## Records to use
=-=-=
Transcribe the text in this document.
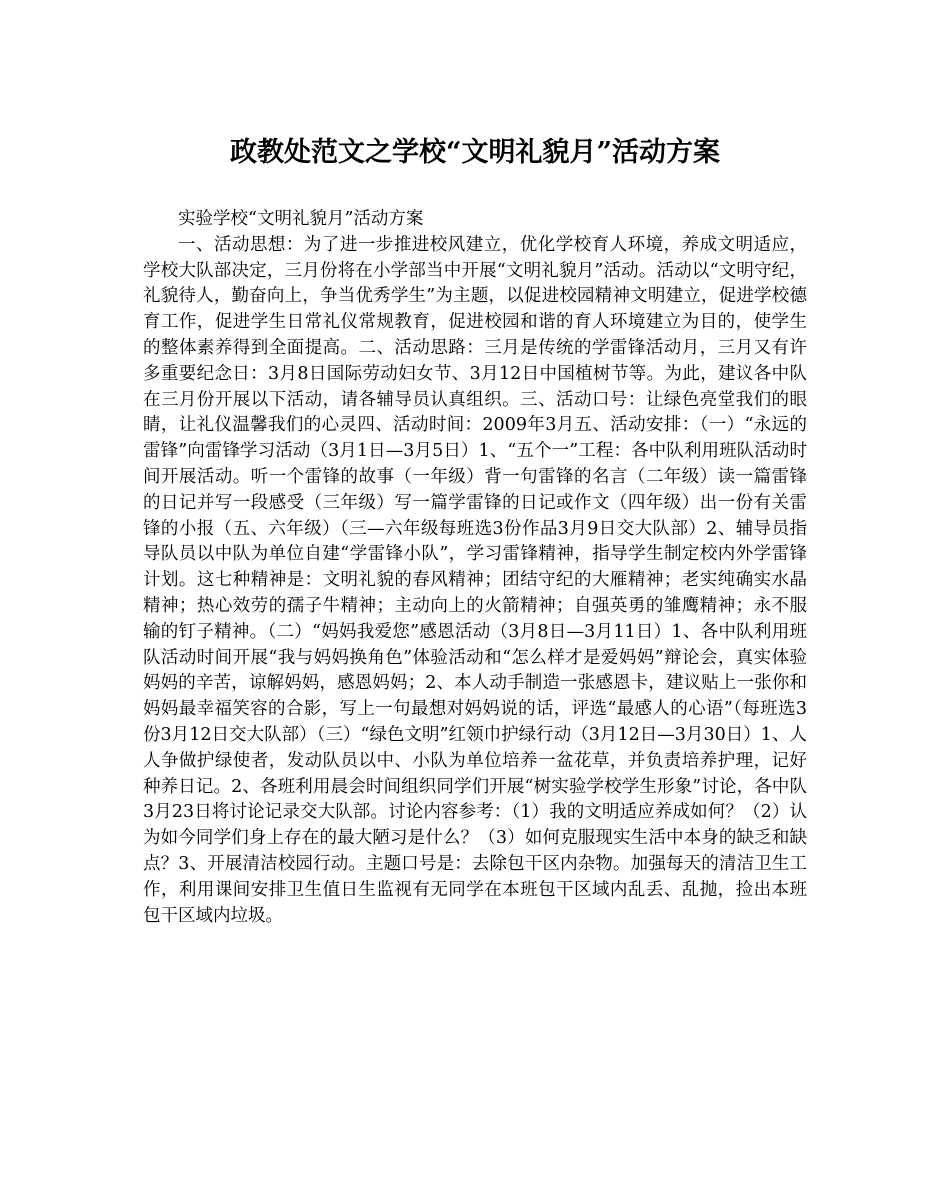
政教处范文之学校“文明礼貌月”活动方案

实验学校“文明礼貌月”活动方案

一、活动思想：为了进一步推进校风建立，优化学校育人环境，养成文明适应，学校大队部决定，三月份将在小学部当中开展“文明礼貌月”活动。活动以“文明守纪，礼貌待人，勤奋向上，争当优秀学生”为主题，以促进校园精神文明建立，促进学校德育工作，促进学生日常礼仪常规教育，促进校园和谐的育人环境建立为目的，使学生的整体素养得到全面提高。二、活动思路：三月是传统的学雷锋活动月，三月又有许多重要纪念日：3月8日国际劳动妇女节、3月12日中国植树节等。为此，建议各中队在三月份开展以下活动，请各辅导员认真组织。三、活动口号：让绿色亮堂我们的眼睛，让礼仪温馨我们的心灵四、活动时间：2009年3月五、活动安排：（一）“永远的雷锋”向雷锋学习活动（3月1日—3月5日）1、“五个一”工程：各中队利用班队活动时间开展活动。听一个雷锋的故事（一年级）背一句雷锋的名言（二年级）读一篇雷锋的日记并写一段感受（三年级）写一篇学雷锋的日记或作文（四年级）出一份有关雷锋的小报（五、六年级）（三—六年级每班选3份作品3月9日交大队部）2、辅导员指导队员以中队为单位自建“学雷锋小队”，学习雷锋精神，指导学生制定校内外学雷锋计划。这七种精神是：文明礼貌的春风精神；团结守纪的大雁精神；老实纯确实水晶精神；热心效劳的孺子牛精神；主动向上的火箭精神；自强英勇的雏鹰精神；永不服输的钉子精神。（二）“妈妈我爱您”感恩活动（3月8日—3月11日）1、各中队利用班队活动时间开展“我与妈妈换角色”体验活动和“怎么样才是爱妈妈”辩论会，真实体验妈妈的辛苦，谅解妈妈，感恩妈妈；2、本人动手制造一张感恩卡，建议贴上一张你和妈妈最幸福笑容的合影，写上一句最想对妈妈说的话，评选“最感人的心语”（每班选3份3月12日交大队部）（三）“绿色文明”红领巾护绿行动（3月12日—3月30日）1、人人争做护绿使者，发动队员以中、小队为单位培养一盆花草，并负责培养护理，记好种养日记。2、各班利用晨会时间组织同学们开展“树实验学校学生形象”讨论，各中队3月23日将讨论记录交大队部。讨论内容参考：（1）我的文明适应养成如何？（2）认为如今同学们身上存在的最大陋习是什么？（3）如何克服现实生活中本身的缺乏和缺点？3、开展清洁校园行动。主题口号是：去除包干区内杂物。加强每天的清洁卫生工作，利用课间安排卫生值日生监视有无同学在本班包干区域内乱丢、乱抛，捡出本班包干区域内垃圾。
=-=-=
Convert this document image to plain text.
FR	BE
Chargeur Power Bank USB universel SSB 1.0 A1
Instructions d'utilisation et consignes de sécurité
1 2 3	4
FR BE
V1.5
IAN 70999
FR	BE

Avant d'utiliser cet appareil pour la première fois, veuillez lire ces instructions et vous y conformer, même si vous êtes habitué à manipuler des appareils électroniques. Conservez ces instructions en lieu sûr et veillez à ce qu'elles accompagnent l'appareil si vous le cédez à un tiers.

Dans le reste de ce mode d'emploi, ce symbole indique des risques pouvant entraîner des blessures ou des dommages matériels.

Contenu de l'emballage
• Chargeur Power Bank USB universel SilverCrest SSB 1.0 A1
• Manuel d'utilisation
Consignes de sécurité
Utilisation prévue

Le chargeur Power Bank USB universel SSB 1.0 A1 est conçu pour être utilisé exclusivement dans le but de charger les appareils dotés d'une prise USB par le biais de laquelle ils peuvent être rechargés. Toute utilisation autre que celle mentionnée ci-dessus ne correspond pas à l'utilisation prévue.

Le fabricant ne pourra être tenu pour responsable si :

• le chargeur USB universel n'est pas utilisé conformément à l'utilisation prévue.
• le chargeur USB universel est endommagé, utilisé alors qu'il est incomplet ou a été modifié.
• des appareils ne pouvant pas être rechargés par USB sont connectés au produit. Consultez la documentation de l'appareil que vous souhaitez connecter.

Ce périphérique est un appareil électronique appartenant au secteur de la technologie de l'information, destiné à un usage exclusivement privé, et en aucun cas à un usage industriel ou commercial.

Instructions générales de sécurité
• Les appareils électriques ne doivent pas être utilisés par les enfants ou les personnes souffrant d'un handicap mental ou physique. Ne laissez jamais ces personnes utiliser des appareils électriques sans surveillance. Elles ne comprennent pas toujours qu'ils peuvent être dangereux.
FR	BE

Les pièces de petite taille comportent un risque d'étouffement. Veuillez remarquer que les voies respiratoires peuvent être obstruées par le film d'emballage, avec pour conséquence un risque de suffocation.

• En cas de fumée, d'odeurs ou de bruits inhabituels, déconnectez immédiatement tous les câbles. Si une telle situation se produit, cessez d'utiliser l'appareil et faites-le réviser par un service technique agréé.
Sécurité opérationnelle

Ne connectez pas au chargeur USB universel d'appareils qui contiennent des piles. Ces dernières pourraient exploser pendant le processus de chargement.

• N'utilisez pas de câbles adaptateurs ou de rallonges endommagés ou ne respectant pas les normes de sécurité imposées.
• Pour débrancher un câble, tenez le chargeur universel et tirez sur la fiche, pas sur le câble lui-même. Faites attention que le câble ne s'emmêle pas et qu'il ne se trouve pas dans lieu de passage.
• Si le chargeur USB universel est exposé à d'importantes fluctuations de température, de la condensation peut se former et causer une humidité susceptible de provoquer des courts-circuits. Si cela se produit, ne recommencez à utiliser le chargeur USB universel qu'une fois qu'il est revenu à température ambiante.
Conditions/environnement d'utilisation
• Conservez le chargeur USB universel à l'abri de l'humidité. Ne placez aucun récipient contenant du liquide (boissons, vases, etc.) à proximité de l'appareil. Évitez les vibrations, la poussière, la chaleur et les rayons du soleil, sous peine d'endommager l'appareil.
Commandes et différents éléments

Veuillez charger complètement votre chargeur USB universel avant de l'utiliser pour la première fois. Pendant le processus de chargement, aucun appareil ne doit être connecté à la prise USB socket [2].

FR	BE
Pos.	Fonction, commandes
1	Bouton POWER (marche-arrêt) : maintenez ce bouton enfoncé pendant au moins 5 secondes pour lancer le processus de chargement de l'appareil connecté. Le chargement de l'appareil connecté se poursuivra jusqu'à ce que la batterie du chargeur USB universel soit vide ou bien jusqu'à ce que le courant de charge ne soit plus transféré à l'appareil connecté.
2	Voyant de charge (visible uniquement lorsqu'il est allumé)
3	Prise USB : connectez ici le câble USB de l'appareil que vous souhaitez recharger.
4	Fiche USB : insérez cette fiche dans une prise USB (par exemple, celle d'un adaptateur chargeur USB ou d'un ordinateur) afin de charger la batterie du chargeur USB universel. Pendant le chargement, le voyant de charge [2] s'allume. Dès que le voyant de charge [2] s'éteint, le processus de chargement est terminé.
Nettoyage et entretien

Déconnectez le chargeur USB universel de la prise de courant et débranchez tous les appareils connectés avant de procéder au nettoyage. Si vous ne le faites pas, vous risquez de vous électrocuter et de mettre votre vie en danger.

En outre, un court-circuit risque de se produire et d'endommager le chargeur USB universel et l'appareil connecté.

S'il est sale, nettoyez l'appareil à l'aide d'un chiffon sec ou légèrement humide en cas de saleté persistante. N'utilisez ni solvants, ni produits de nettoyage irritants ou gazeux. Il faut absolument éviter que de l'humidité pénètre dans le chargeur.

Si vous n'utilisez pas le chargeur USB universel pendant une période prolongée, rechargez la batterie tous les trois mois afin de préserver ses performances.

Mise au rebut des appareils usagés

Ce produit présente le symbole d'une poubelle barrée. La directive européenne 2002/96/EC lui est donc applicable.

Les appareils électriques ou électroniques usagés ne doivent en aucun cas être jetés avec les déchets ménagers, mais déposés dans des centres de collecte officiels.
=-=-=
## Instructions to follow
Pick out the lines containing the string "avec".

## Full solution
Les pièces de petite taille comportent un risque d'étouffement. Veuillez remarquer que les voies respiratoires peuvent être obstruées par le film d'emballage, avec pour conséquence un risque de suffocation.
Les appareils électriques ou électroniques usagés ne doivent en aucun cas être jetés avec les déchets ménagers, mais déposés dans des centres de collecte officiels.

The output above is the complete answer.